• [Aim of the exercise]
Return each line holding the string "Ettelbréck".

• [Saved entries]
◆ ◆ ◆ ◆ ◆

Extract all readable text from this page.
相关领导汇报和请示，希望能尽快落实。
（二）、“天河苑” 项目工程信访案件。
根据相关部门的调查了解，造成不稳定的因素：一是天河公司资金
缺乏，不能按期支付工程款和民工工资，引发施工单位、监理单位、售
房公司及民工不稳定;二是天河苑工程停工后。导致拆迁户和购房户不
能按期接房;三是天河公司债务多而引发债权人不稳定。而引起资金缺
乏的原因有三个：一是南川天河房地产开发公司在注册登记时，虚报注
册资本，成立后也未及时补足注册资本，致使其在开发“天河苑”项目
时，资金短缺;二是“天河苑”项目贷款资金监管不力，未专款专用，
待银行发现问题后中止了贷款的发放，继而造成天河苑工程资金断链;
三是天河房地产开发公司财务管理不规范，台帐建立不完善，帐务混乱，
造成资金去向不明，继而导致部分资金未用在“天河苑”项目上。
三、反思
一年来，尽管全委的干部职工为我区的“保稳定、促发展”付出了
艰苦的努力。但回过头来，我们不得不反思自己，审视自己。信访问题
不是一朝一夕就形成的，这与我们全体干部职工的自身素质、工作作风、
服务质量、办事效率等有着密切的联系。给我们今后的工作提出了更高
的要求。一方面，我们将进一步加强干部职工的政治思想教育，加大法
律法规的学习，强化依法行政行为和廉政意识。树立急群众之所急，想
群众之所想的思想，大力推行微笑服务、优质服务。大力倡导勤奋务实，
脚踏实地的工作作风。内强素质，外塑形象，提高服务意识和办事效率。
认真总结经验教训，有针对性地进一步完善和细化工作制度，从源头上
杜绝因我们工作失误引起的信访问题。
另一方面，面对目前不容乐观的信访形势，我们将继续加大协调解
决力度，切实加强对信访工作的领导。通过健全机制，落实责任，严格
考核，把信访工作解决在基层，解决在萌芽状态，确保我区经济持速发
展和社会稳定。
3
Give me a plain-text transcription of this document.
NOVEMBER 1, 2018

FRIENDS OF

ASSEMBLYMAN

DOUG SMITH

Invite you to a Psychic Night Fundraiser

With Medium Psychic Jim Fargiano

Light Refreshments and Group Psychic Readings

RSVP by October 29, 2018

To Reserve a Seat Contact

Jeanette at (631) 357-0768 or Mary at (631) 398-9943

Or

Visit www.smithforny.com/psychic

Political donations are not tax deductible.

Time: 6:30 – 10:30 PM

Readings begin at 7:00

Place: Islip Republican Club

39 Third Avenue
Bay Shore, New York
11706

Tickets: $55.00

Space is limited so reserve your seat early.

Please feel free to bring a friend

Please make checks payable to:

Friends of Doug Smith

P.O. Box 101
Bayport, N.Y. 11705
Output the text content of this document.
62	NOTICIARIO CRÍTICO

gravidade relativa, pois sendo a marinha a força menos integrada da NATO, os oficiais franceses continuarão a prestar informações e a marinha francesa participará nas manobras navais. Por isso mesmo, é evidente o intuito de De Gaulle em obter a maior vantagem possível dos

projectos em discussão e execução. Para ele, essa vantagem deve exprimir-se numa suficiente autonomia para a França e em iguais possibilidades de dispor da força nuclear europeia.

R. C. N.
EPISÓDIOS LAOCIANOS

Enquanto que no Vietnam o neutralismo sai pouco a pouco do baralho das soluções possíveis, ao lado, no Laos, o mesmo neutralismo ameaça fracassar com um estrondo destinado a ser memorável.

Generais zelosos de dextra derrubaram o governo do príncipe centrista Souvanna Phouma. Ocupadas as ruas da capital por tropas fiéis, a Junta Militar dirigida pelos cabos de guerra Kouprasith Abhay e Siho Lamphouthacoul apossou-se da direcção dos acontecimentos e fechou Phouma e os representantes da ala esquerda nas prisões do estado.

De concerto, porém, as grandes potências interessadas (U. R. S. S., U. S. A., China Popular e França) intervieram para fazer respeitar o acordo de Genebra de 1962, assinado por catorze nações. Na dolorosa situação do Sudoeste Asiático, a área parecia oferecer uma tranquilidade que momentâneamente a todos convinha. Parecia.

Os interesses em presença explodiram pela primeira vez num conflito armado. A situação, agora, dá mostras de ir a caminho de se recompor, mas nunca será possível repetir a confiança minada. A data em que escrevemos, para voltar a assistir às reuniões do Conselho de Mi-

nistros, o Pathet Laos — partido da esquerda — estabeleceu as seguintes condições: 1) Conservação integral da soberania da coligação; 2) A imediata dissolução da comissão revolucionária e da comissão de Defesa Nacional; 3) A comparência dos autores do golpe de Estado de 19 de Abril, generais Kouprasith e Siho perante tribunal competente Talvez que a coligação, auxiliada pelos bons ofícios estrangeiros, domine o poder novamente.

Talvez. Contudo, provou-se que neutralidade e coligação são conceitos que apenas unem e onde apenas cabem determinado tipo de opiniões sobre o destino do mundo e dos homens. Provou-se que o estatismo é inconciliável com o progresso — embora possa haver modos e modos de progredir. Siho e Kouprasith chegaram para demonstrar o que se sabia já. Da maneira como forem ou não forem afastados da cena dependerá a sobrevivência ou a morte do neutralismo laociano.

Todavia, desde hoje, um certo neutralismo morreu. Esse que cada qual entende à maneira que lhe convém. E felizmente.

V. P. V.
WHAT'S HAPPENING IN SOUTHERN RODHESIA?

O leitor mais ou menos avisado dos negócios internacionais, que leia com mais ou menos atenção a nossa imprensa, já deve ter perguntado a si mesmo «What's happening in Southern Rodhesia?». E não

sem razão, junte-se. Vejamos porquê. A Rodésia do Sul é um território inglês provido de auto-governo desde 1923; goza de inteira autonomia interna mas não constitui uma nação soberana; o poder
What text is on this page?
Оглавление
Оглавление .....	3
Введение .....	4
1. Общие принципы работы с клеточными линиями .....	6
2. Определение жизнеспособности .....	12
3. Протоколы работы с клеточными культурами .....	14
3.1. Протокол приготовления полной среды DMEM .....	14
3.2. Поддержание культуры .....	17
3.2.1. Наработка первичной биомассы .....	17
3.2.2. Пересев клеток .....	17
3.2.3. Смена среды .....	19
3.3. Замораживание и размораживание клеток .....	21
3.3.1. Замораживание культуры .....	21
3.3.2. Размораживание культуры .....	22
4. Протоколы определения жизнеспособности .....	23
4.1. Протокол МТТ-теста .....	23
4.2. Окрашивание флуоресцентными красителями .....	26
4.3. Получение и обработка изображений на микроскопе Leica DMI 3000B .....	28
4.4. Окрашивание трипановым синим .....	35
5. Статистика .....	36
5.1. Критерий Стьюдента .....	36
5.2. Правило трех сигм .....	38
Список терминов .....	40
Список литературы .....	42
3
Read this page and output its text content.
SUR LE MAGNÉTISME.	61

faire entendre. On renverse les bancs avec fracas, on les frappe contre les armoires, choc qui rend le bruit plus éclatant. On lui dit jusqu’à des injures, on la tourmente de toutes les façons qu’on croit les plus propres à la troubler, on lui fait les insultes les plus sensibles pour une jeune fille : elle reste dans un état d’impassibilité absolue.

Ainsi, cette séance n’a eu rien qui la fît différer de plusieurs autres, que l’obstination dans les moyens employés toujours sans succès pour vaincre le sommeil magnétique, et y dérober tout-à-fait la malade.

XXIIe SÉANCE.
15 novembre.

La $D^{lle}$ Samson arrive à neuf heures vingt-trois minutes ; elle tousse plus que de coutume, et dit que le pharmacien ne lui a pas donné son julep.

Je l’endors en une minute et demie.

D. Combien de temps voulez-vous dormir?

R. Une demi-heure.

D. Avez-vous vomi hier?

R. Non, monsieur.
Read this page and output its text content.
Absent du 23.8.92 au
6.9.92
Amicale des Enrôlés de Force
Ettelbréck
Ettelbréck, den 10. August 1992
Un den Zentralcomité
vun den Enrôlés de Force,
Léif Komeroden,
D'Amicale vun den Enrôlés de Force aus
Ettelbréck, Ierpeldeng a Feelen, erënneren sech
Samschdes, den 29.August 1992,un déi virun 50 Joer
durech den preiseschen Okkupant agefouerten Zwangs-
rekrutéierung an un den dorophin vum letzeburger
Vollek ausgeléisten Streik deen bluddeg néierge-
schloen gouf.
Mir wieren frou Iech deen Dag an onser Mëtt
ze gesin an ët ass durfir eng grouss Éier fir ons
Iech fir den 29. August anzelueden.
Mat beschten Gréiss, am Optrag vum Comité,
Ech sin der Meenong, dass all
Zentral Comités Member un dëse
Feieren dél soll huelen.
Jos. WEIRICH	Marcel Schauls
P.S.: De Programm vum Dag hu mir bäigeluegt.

◆ ◆ ◆ ◆ ◆

• [Worked solution]
Ettelbréck
Ettelbréck, den 10. August 1992
Ettelbréck, Ierpeldeng a Feelen, erënneren sech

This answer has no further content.